_Exercise description_
Check every line below for the string "JSON", and copy the lines that contain it.

Data entries for graphics

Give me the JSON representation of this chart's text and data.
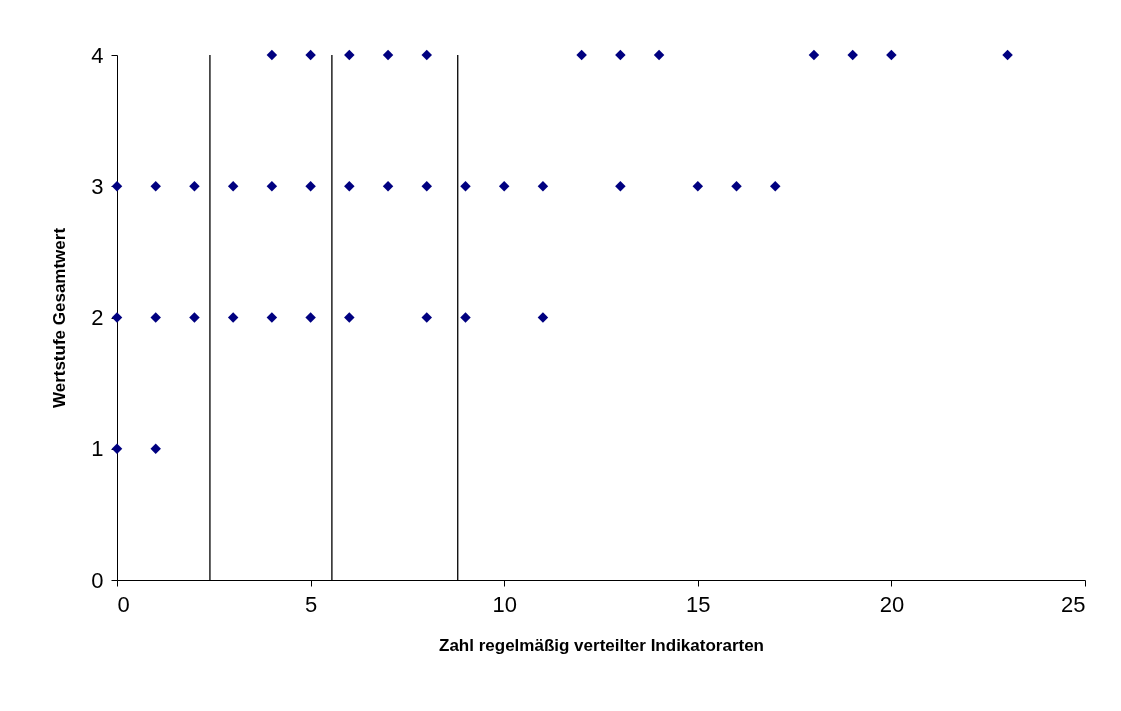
{
  "chart_data": {
    "type": "scatter",
    "xlabel": "Zahl regelmäßig verteilter Indikatorarten",
    "ylabel": "Wertstufe Gesamtwert",
    "series": [
      {
        "color": "#000080",
        "x": [
          4,
          5,
          6,
          7,
          8,
          12,
          13,
          14,
          18,
          19,
          20,
          23,
          0,
          1,
          2,
          3,
          4,
          5,
          6,
          7,
          8,
          9,
          10,
          11,
          13,
          15,
          16,
          17,
          0,
          1,
          2,
          3,
          4,
          5,
          6,
          8,
          9,
          11,
          0,
          1
        ],
        "values": [
          4,
          4,
          4,
          4,
          4,
          4,
          4,
          4,
          4,
          4,
          4,
          4,
          3,
          3,
          3,
          3,
          3,
          3,
          3,
          3,
          3,
          3,
          3,
          3,
          3,
          3,
          3,
          3,
          2,
          2,
          2,
          2,
          2,
          2,
          2,
          2,
          2,
          2,
          1,
          1
        ]
      }
    ],
    "xlim": [
      0,
      25
    ],
    "xticks": [
      0,
      5,
      10,
      15,
      20,
      25
    ],
    "ylim": [
      0,
      4
    ],
    "yticks": [
      0,
      1,
      2,
      3,
      4
    ],
    "ref_lines": [
      {
        "axis": "x",
        "value": 2.4,
        "color": "#000000"
      },
      {
        "axis": "x",
        "value": 5.55,
        "color": "#000000"
      },
      {
        "axis": "x",
        "value": 8.8,
        "color": "#000000"
      }
    ],
    "grid": false,
    "marker": "diamond",
    "legend": false
  }
}
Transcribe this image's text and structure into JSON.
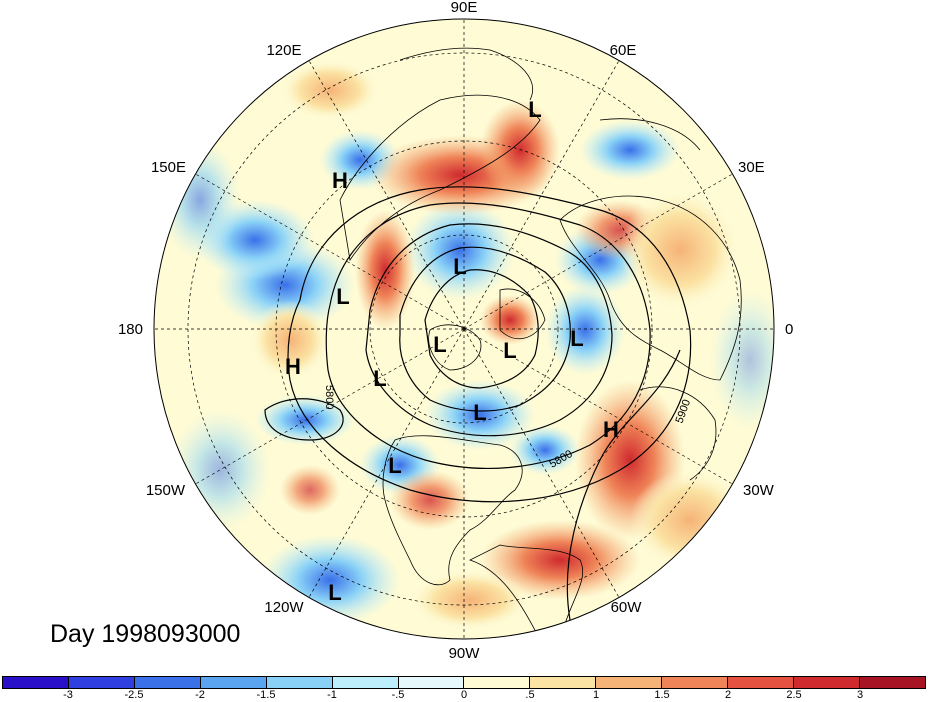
{
  "title": "Day 1998093000",
  "longitude_labels": [
    {
      "key": "90E",
      "text": "90E"
    },
    {
      "key": "60E",
      "text": "60E"
    },
    {
      "key": "30E",
      "text": "30E"
    },
    {
      "key": "0",
      "text": "0"
    },
    {
      "key": "30W",
      "text": "30W"
    },
    {
      "key": "60W",
      "text": "60W"
    },
    {
      "key": "90W",
      "text": "90W"
    },
    {
      "key": "120W",
      "text": "120W"
    },
    {
      "key": "150W",
      "text": "150W"
    },
    {
      "key": "180",
      "text": "180"
    },
    {
      "key": "150E",
      "text": "150E"
    },
    {
      "key": "120E",
      "text": "120E"
    }
  ],
  "pressure_centers": [
    {
      "label": "H"
    },
    {
      "label": "H"
    },
    {
      "label": "H"
    },
    {
      "label": "L"
    },
    {
      "label": "L"
    },
    {
      "label": "L"
    },
    {
      "label": "L"
    },
    {
      "label": "L"
    },
    {
      "label": "L"
    },
    {
      "label": "L"
    },
    {
      "label": "L"
    },
    {
      "label": "L"
    },
    {
      "label": "L"
    }
  ],
  "contour_labels": {
    "c5800_left": "5800",
    "c5800_right": "5800",
    "c5900": "5900"
  },
  "colorbar": {
    "colors": [
      "#2a10c8",
      "#2f3fe0",
      "#3a70e8",
      "#5aa4f0",
      "#89d1f7",
      "#bdeefb",
      "#e6f8fb",
      "#fefbd5",
      "#fbe3a4",
      "#f6b377",
      "#ef8458",
      "#e5523f",
      "#cf2a2e",
      "#a71525"
    ],
    "labels": [
      "-3",
      "-2.5",
      "-2",
      "-1.5",
      "-1",
      "-.5",
      "0",
      ".5",
      "1",
      "1.5",
      "2",
      "2.5",
      "3"
    ]
  }
}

_Expected answer_
Give me the JSON representation of this chart's text and data.
Transcribe this image's text and structure into JSON.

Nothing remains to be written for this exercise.